EXERCISE TASK: Return every record below exactly as written, but leave out the pictures.

──────── RAW RECORDS

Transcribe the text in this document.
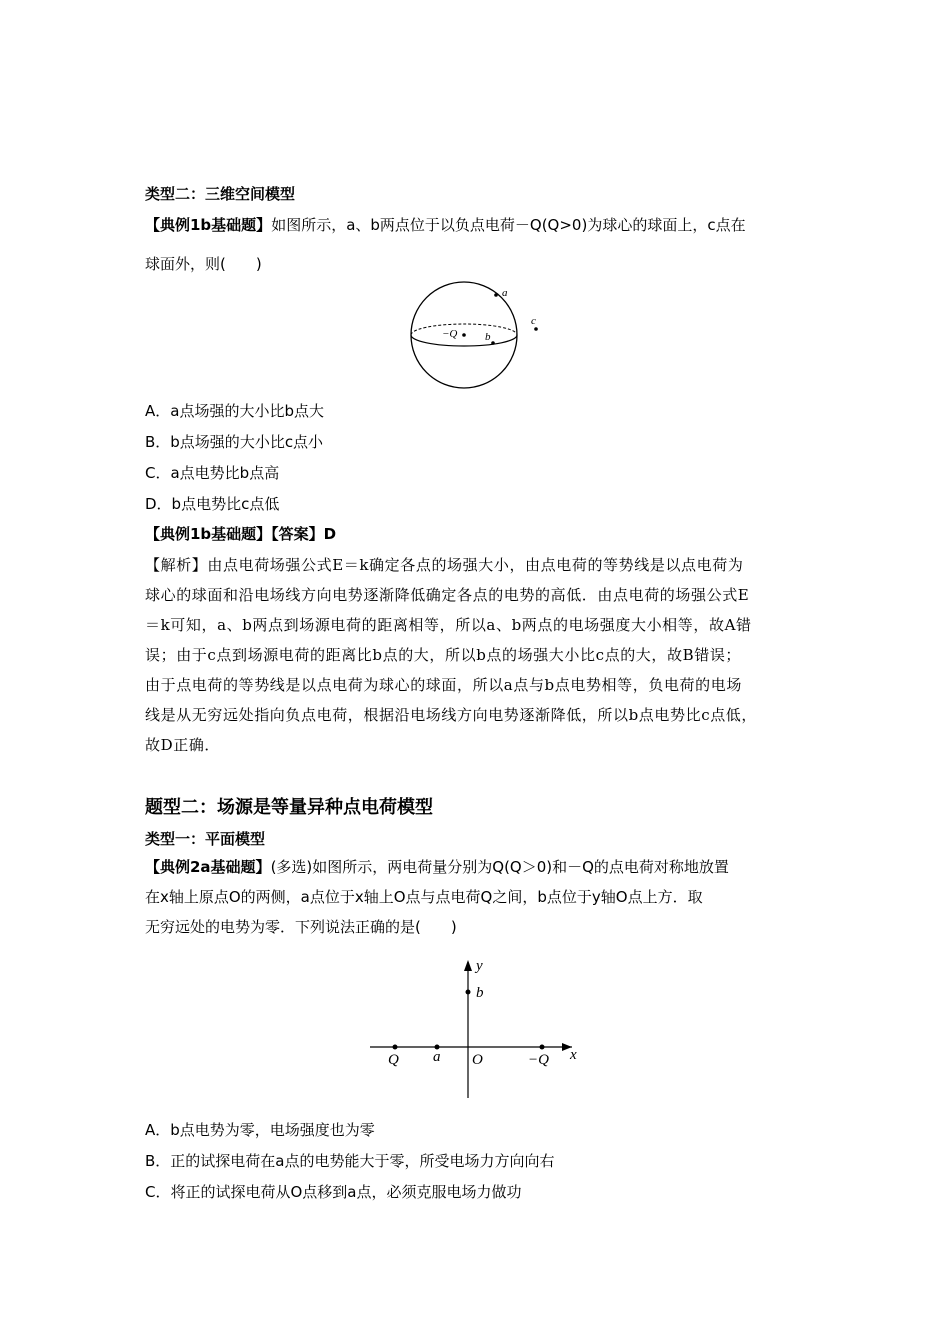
类型二：三维空间模型
【典例1b基础题】如图所示，a、b两点位于以负点电荷－Q(Q>0)为球心的球面上，c点在
球面外，则(　　)
a
c
−Q	b
A．a点场强的大小比b点大
B．b点场强的大小比c点小
C．a点电势比b点高
D．b点电势比c点低
【典例1b基础题】【答案】D
【解析】由点电荷场强公式E＝k确定各点的场强大小，由点电荷的等势线是以点电荷为
球心的球面和沿电场线方向电势逐渐降低确定各点的电势的高低．由点电荷的场强公式E
＝k可知，a、b两点到场源电荷的距离相等，所以a、b两点的电场强度大小相等，故A错
误；由于c点到场源电荷的距离比b点的大，所以b点的场强大小比c点的大，故B错误；
由于点电荷的等势线是以点电荷为球心的球面，所以a点与b点电势相等，负电荷的电场
线是从无穷远处指向负点电荷，根据沿电场线方向电势逐渐降低，所以b点电势比c点低，
故D正确．
题型二：场源是等量异种点电荷模型
类型一：平面模型
【典例2a基础题】(多选)如图所示，两电荷量分别为Q(Q＞0)和－Q的点电荷对称地放置
在x轴上原点O的两侧，a点位于x轴上O点与点电荷Q之间，b点位于y轴O点上方．取
无穷远处的电势为零．下列说法正确的是(　　)
y
b
Q a O	−Q x
A．b点电势为零，电场强度也为零
B．正的试探电荷在a点的电势能大于零，所受电场力方向向右
C．将正的试探电荷从O点移到a点，必须克服电场力做功
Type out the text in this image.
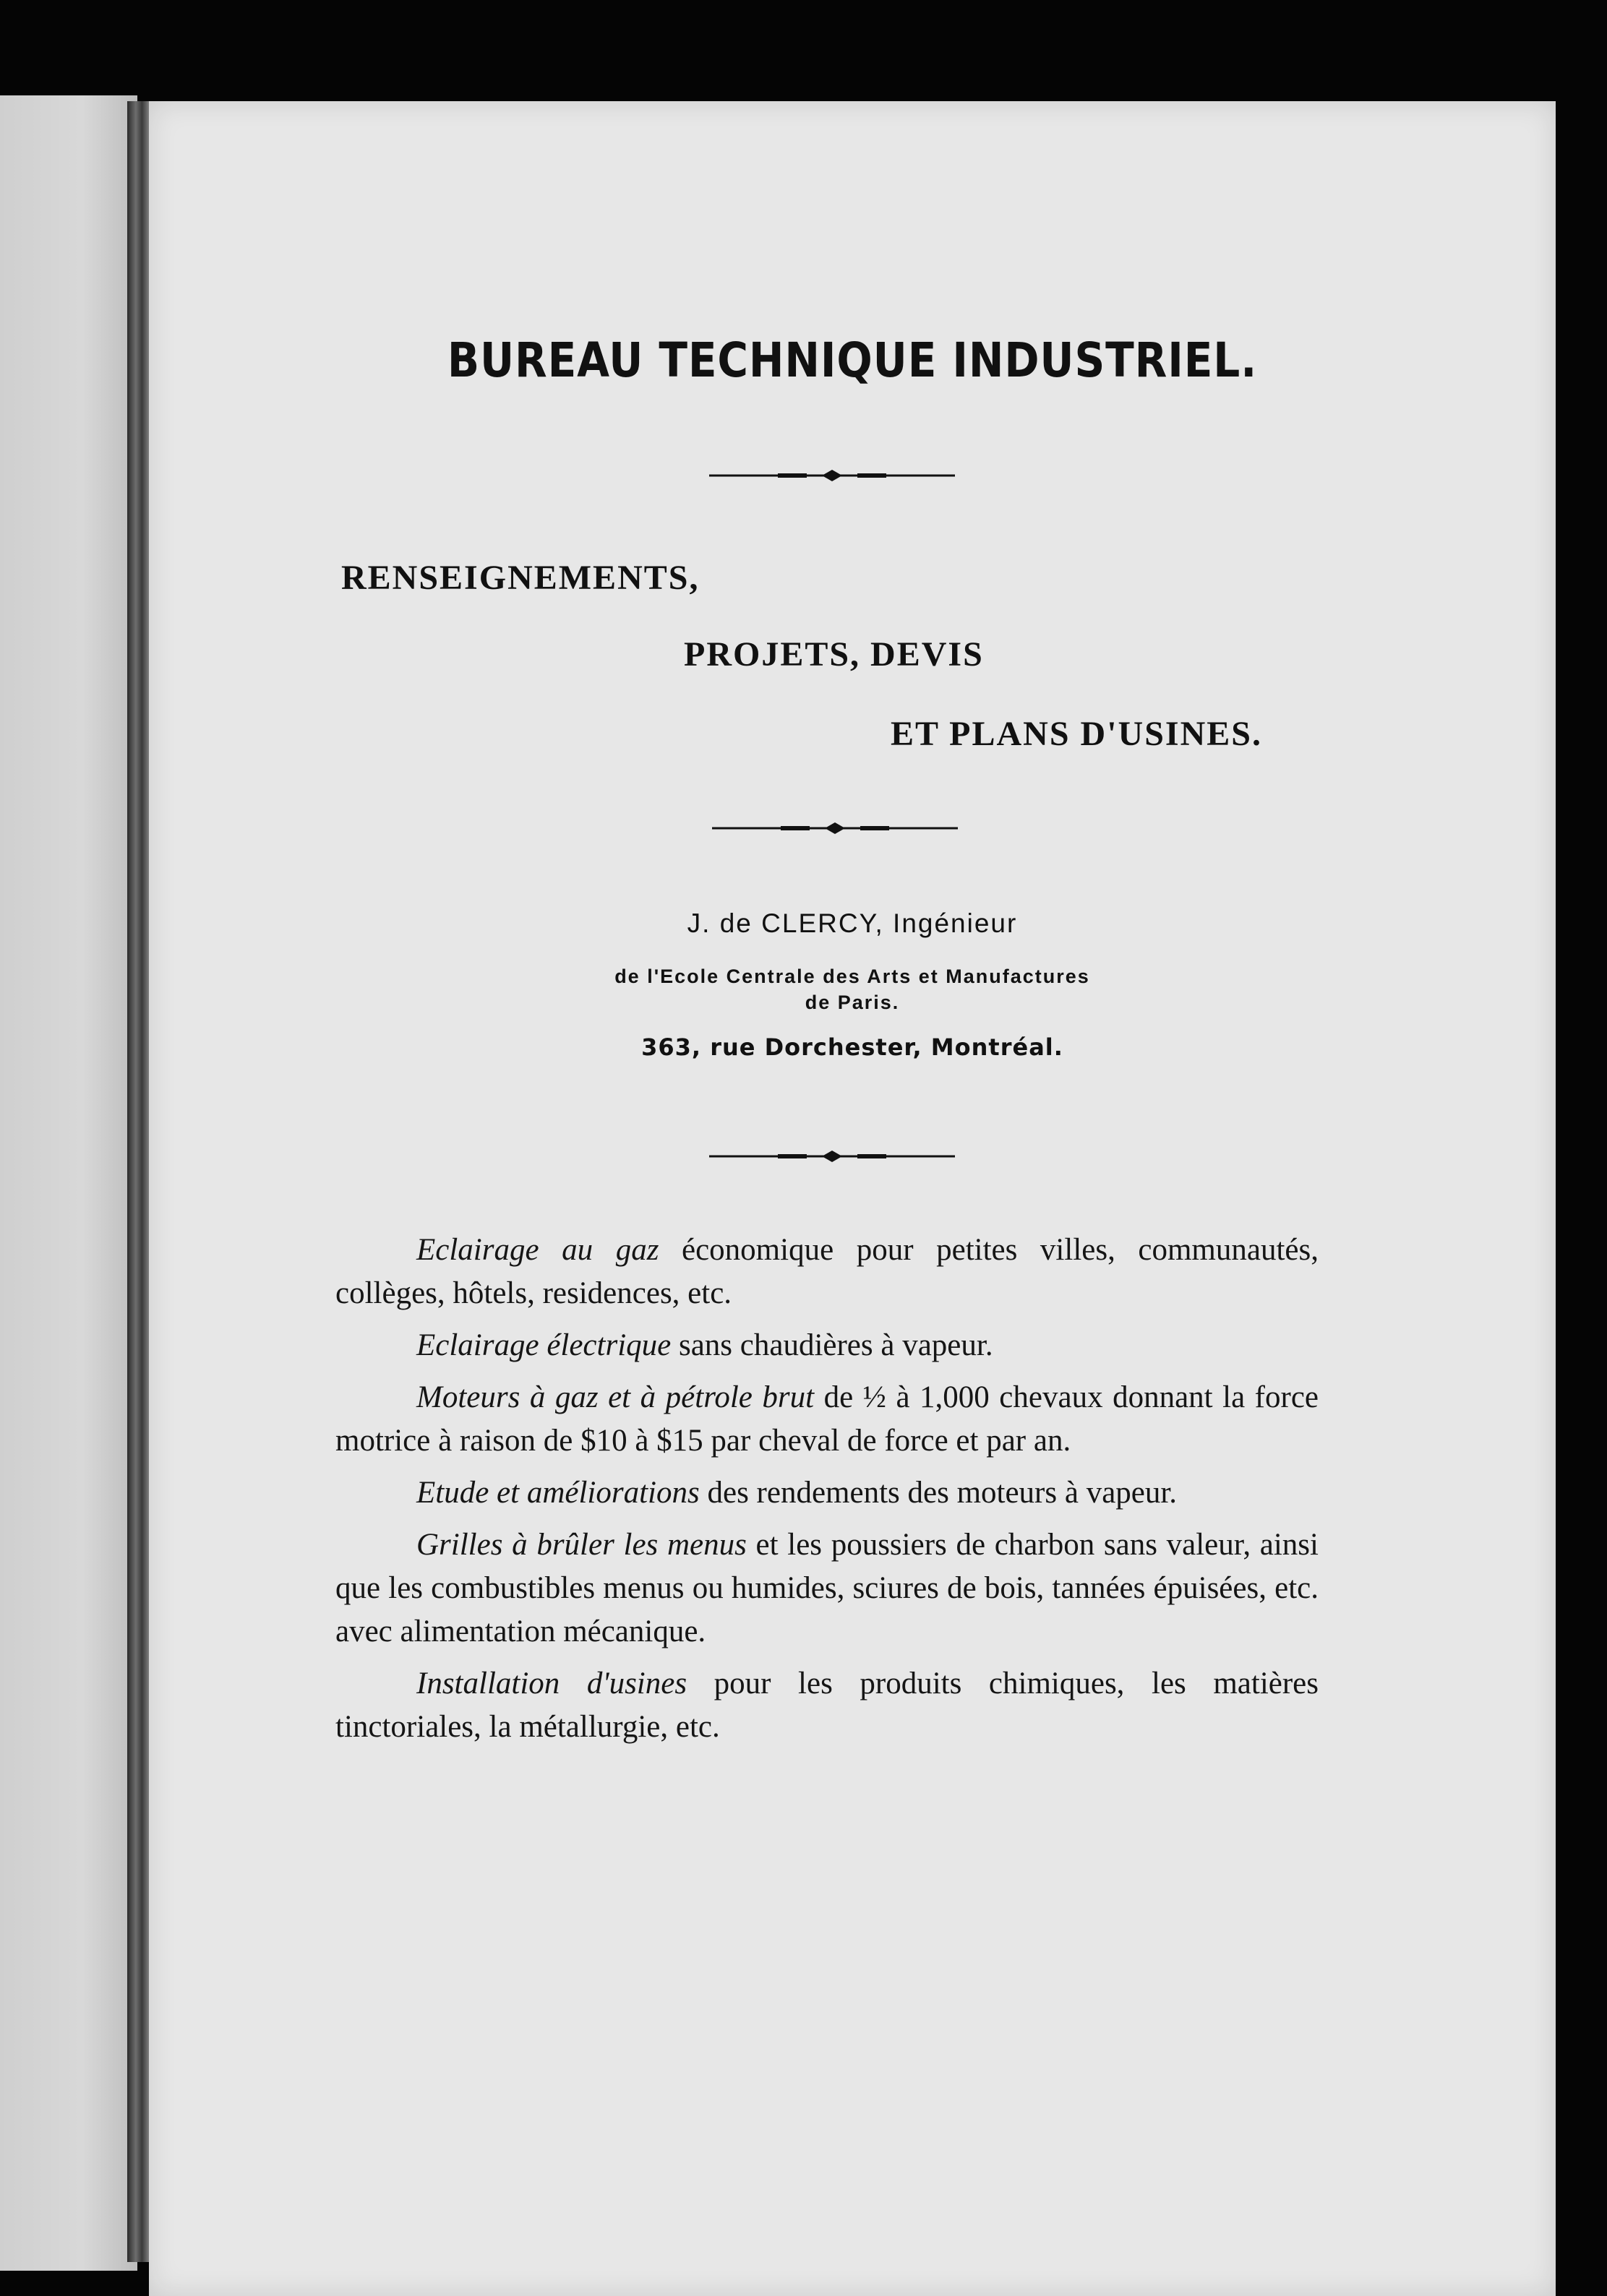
BUREAU TECHNIQUE INDUSTRIEL.
RENSEIGNEMENTS,
PROJETS, DEVIS
ET PLANS D'USINES.
J. de CLERCY, Ingénieur
de l'Ecole Centrale des Arts et Manufactures
de Paris.
363, rue Dorchester, Montréal.

Eclairage au gaz économique pour petites villes, communautés, collèges, hôtels, residences, etc.

Eclairage électrique sans chaudières à vapeur.

Moteurs à gaz et à pétrole brut de ½ à 1,000 chevaux donnant la force motrice à raison de $10 à $15 par cheval de force et par an.

Etude et améliorations des rendements des moteurs à vapeur.

Grilles à brûler les menus et les poussiers de charbon sans valeur, ainsi que les combustibles menus ou humides, sciures de bois, tannées épuisées, etc. avec alimentation mécanique.

Installation d'usines pour les produits chimiques, les matières tinctoriales, la métallurgie, etc.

────────────────

EXERCISE SOLUTION:
Transcribe the text in this document.
类型二：三维空间模型
【典例1b基础题】如图所示，a、b两点位于以负点电荷－Q(Q>0)为球心的球面上，c点在
球面外，则(　　)
a
c
−Q	b
A．a点场强的大小比b点大
B．b点场强的大小比c点小
C．a点电势比b点高
D．b点电势比c点低
【典例1b基础题】【答案】D
【解析】由点电荷场强公式E＝k确定各点的场强大小，由点电荷的等势线是以点电荷为
球心的球面和沿电场线方向电势逐渐降低确定各点的电势的高低．由点电荷的场强公式E
＝k可知，a、b两点到场源电荷的距离相等，所以a、b两点的电场强度大小相等，故A错
误；由于c点到场源电荷的距离比b点的大，所以b点的场强大小比c点的大，故B错误；
由于点电荷的等势线是以点电荷为球心的球面，所以a点与b点电势相等，负电荷的电场
线是从无穷远处指向负点电荷，根据沿电场线方向电势逐渐降低，所以b点电势比c点低，
故D正确．
题型二：场源是等量异种点电荷模型
类型一：平面模型
【典例2a基础题】(多选)如图所示，两电荷量分别为Q(Q＞0)和－Q的点电荷对称地放置
在x轴上原点O的两侧，a点位于x轴上O点与点电荷Q之间，b点位于y轴O点上方．取
无穷远处的电势为零．下列说法正确的是(　　)
y
b
Q a O	−Q x
A．b点电势为零，电场强度也为零
B．正的试探电荷在a点的电势能大于零，所受电场力方向向右
C．将正的试探电荷从O点移到a点，必须克服电场力做功
Type out the text in this image.
BUREAU TECHNIQUE INDUSTRIEL.
RENSEIGNEMENTS,
PROJETS, DEVIS
ET PLANS D'USINES.
J. de CLERCY, Ingénieur
de l'Ecole Centrale des Arts et Manufactures
de Paris.
363, rue Dorchester, Montréal.

Eclairage au gaz économique pour petites villes, communautés, collèges, hôtels, residences, etc.

Eclairage électrique sans chaudières à vapeur.

Moteurs à gaz et à pétrole brut de ½ à 1,000 chevaux donnant la force motrice à raison de $10 à $15 par cheval de force et par an.

Etude et améliorations des rendements des moteurs à vapeur.

Grilles à brûler les menus et les poussiers de charbon sans valeur, ainsi que les combustibles menus ou humides, sciures de bois, tannées épuisées, etc. avec alimentation mécanique.

Installation d'usines pour les produits chimiques, les matières tinctoriales, la métallurgie, etc.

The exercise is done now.